* Exercise instructions
Quote, verbatim, all material below, without pictures.

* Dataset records
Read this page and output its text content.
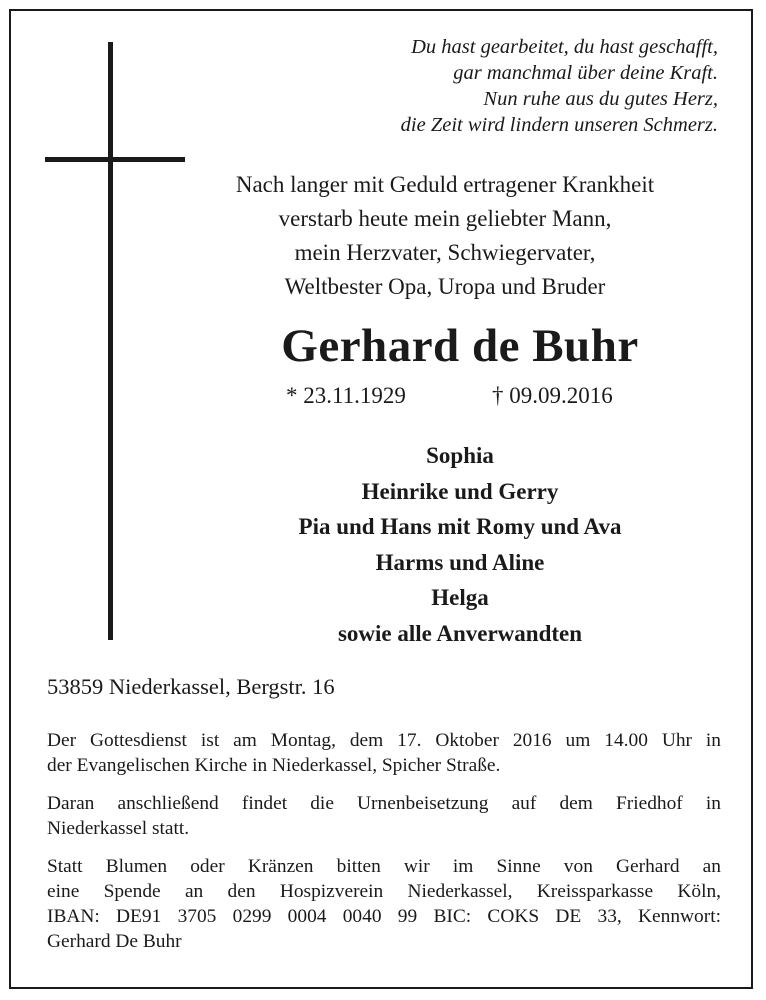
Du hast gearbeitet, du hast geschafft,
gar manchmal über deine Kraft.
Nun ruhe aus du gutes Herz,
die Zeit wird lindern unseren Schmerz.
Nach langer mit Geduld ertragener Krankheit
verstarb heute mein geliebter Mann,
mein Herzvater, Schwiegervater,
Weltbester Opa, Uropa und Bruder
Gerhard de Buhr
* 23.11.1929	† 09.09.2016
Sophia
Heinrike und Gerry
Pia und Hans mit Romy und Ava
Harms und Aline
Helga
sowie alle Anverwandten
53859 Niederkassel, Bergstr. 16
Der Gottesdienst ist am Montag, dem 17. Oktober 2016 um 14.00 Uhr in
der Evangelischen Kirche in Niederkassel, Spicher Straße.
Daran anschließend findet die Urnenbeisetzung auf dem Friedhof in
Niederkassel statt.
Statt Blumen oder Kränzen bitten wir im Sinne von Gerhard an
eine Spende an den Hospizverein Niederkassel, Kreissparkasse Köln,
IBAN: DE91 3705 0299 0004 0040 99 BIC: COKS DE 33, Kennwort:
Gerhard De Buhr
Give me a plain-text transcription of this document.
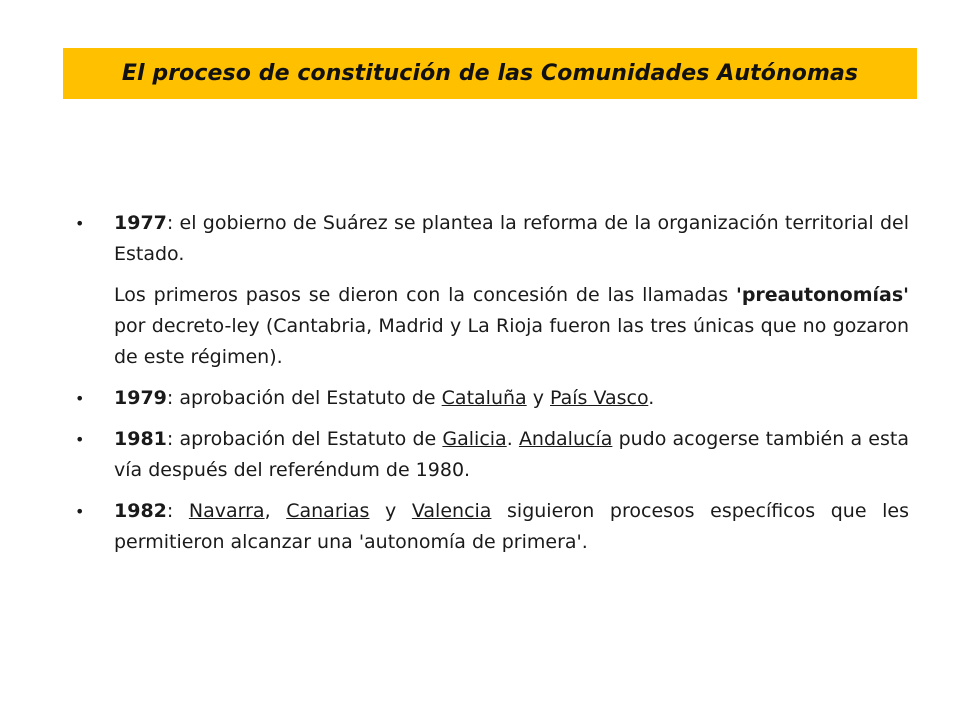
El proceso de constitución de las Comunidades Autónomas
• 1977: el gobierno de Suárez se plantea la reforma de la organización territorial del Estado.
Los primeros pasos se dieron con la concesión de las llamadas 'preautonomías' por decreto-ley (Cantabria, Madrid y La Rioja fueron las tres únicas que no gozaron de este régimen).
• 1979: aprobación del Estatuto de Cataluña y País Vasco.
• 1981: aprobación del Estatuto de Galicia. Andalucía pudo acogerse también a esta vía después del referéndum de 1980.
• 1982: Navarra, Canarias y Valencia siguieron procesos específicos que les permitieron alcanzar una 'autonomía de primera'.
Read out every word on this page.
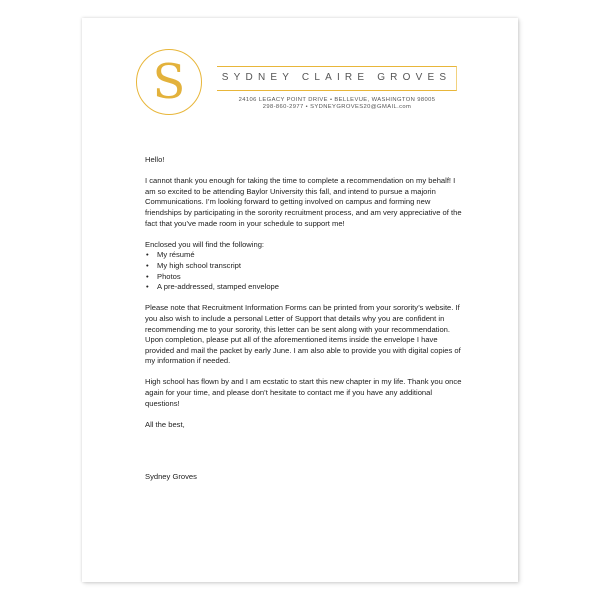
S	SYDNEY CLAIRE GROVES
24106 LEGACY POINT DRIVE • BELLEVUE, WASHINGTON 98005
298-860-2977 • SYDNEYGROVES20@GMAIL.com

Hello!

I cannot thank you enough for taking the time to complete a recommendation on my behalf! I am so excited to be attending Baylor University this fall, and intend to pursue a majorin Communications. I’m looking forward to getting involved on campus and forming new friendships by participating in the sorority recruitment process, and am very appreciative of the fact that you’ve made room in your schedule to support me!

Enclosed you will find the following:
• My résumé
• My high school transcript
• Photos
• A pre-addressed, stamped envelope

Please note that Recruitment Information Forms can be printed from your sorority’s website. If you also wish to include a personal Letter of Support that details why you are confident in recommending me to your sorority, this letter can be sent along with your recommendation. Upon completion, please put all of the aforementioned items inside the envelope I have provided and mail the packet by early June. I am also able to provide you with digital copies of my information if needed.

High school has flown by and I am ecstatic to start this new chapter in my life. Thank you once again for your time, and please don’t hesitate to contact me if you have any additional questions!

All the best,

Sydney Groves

* Exercise output
Read this page and output its text content.
Du hast gearbeitet, du hast geschafft,
gar manchmal über deine Kraft.
Nun ruhe aus du gutes Herz,
die Zeit wird lindern unseren Schmerz.
Nach langer mit Geduld ertragener Krankheit
verstarb heute mein geliebter Mann,
mein Herzvater, Schwiegervater,
Weltbester Opa, Uropa und Bruder
Gerhard de Buhr
* 23.11.1929	† 09.09.2016
Sophia
Heinrike und Gerry
Pia und Hans mit Romy und Ava
Harms und Aline
Helga
sowie alle Anverwandten
53859 Niederkassel, Bergstr. 16
Der Gottesdienst ist am Montag, dem 17. Oktober 2016 um 14.00 Uhr in
der Evangelischen Kirche in Niederkassel, Spicher Straße.
Daran anschließend findet die Urnenbeisetzung auf dem Friedhof in
Niederkassel statt.
Statt Blumen oder Kränzen bitten wir im Sinne von Gerhard an
eine Spende an den Hospizverein Niederkassel, Kreissparkasse Köln,
IBAN: DE91 3705 0299 0004 0040 99 BIC: COKS DE 33, Kennwort:
Gerhard De Buhr
Give me a plain-text transcription of this document.
El proceso de constitución de las Comunidades Autónomas
• 1977: el gobierno de Suárez se plantea la reforma de la organización territorial del Estado.
Los primeros pasos se dieron con la concesión de las llamadas 'preautonomías' por decreto-ley (Cantabria, Madrid y La Rioja fueron las tres únicas que no gozaron de este régimen).
• 1979: aprobación del Estatuto de Cataluña y País Vasco.
• 1981: aprobación del Estatuto de Galicia. Andalucía pudo acogerse también a esta vía después del referéndum de 1980.
• 1982: Navarra, Canarias y Valencia siguieron procesos específicos que les permitieron alcanzar una 'autonomía de primera'.
Read out every word on this page.
S	SYDNEY CLAIRE GROVES
24106 LEGACY POINT DRIVE • BELLEVUE, WASHINGTON 98005
298-860-2977 • SYDNEYGROVES20@GMAIL.com

Hello!

I cannot thank you enough for taking the time to complete a recommendation on my behalf! I am so excited to be attending Baylor University this fall, and intend to pursue a majorin Communications. I’m looking forward to getting involved on campus and forming new friendships by participating in the sorority recruitment process, and am very appreciative of the fact that you’ve made room in your schedule to support me!

Enclosed you will find the following:
• My résumé
• My high school transcript
• Photos
• A pre-addressed, stamped envelope

Please note that Recruitment Information Forms can be printed from your sorority’s website. If you also wish to include a personal Letter of Support that details why you are confident in recommending me to your sorority, this letter can be sent along with your recommendation. Upon completion, please put all of the aforementioned items inside the envelope I have provided and mail the packet by early June. I am also able to provide you with digital copies of my information if needed.

High school has flown by and I am ecstatic to start this new chapter in my life. Thank you once again for your time, and please don’t hesitate to contact me if you have any additional questions!

All the best,

Sydney Groves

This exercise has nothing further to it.